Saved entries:
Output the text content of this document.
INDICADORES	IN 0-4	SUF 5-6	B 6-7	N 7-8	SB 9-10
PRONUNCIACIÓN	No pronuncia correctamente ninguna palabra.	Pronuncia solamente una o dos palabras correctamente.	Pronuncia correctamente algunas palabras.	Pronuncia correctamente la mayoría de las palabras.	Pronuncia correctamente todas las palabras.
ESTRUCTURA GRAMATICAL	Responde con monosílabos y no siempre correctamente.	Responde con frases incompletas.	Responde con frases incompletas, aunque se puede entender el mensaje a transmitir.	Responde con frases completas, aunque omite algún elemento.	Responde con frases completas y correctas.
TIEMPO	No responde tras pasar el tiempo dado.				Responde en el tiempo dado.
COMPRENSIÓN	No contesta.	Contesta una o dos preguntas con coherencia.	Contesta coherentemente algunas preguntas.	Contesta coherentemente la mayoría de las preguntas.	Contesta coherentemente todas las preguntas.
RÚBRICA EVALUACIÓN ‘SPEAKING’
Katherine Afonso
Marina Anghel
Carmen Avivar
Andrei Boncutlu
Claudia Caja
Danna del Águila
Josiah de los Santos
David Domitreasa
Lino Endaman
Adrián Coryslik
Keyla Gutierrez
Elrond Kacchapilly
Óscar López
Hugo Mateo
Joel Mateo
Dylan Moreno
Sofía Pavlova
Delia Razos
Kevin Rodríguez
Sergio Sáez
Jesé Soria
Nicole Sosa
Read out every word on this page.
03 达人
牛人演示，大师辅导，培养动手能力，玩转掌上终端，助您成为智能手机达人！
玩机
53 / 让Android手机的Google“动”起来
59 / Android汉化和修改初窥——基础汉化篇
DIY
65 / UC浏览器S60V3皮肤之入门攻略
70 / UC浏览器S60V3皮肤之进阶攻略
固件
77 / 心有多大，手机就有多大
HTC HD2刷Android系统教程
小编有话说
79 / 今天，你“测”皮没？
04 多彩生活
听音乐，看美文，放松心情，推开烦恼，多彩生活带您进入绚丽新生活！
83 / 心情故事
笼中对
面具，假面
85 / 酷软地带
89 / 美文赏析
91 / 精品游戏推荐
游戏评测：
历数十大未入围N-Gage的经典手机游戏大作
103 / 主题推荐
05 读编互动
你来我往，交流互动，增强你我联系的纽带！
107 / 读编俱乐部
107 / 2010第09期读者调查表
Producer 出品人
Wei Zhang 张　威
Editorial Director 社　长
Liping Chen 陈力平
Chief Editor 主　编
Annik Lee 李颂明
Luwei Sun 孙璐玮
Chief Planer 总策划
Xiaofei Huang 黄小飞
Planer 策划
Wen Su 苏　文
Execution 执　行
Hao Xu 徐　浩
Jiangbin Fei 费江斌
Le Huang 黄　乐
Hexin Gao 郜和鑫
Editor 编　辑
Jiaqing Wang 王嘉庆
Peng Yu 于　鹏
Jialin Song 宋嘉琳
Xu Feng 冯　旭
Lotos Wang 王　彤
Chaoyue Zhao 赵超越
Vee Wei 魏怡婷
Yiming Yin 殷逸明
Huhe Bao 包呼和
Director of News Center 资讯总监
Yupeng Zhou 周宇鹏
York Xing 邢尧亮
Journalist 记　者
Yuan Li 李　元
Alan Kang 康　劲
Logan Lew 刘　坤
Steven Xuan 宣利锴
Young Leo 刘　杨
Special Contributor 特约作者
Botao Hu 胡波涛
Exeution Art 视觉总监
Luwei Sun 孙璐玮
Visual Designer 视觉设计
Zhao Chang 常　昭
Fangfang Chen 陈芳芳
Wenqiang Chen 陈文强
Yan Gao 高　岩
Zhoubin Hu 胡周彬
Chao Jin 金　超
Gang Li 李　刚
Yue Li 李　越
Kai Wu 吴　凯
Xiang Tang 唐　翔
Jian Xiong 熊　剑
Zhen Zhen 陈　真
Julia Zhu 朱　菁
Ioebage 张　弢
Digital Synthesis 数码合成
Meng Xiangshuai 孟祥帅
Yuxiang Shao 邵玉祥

--

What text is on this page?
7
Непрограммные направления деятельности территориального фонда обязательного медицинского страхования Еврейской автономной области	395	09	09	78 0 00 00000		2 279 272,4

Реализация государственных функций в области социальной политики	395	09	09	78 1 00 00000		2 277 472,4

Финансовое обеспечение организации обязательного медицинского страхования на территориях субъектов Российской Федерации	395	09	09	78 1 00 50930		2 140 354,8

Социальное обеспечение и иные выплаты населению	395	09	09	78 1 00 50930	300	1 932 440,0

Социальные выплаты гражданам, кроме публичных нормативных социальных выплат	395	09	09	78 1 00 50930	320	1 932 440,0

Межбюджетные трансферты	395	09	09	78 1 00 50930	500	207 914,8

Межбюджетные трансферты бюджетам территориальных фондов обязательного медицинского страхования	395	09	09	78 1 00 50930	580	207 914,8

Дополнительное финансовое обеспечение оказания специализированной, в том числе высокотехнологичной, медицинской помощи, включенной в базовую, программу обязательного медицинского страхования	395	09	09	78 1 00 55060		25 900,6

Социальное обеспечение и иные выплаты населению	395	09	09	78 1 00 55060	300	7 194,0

* * *

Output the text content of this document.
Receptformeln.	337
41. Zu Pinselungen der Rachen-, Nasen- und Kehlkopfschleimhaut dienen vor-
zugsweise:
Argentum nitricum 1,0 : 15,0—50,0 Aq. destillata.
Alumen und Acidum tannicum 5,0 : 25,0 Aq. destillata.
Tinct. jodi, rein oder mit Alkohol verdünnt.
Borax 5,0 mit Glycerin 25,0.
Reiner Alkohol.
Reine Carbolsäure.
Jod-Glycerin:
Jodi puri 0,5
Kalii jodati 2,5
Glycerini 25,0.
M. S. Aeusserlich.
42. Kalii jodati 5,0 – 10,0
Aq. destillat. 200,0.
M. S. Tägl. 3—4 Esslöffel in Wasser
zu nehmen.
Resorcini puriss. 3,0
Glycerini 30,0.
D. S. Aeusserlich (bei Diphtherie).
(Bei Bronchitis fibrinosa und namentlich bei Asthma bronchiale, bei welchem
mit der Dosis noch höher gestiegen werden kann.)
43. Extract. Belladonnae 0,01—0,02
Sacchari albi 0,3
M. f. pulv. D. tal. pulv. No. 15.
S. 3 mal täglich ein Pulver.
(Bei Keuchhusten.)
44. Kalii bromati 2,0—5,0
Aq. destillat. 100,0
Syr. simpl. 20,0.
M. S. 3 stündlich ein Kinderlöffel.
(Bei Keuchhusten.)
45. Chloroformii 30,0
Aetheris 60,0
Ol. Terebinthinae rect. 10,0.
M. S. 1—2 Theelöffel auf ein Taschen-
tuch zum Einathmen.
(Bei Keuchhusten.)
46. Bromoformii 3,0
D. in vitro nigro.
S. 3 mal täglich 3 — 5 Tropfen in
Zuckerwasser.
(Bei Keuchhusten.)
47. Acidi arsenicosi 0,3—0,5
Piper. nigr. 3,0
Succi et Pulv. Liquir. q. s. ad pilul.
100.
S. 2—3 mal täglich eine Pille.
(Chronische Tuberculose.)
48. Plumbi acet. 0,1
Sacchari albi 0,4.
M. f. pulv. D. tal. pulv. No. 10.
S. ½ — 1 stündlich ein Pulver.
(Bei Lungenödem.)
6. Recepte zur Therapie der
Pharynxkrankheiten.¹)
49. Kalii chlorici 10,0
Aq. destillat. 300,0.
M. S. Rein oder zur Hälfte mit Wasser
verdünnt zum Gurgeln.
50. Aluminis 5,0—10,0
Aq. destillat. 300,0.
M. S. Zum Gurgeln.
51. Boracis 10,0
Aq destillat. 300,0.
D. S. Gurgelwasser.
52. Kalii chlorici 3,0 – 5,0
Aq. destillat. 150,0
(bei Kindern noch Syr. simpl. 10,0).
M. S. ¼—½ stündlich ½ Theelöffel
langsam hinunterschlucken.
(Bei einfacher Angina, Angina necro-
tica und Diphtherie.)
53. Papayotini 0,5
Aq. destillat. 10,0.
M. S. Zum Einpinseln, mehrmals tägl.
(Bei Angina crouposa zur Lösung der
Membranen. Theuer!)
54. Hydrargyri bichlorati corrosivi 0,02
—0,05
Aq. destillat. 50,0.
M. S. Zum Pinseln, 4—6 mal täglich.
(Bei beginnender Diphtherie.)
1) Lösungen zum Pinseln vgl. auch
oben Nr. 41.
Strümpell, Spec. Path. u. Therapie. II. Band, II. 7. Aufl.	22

> [Description of the task]
Collect each line above holding the string "correctamente".

> [Correct output]
PRONUNCIACIÓN	No pronuncia correctamente ninguna palabra.	Pronuncia solamente una o dos palabras correctamente.	Pronuncia correctamente algunas palabras.	Pronuncia correctamente la mayoría de las palabras.	Pronuncia correctamente todas las palabras.
ESTRUCTURA GRAMATICAL	Responde con monosílabos y no siempre correctamente.	Responde con frases incompletas.	Responde con frases incompletas, aunque se puede entender el mensaje a transmitir.	Responde con frases completas, aunque omite algún elemento.	Responde con frases completas y correctas.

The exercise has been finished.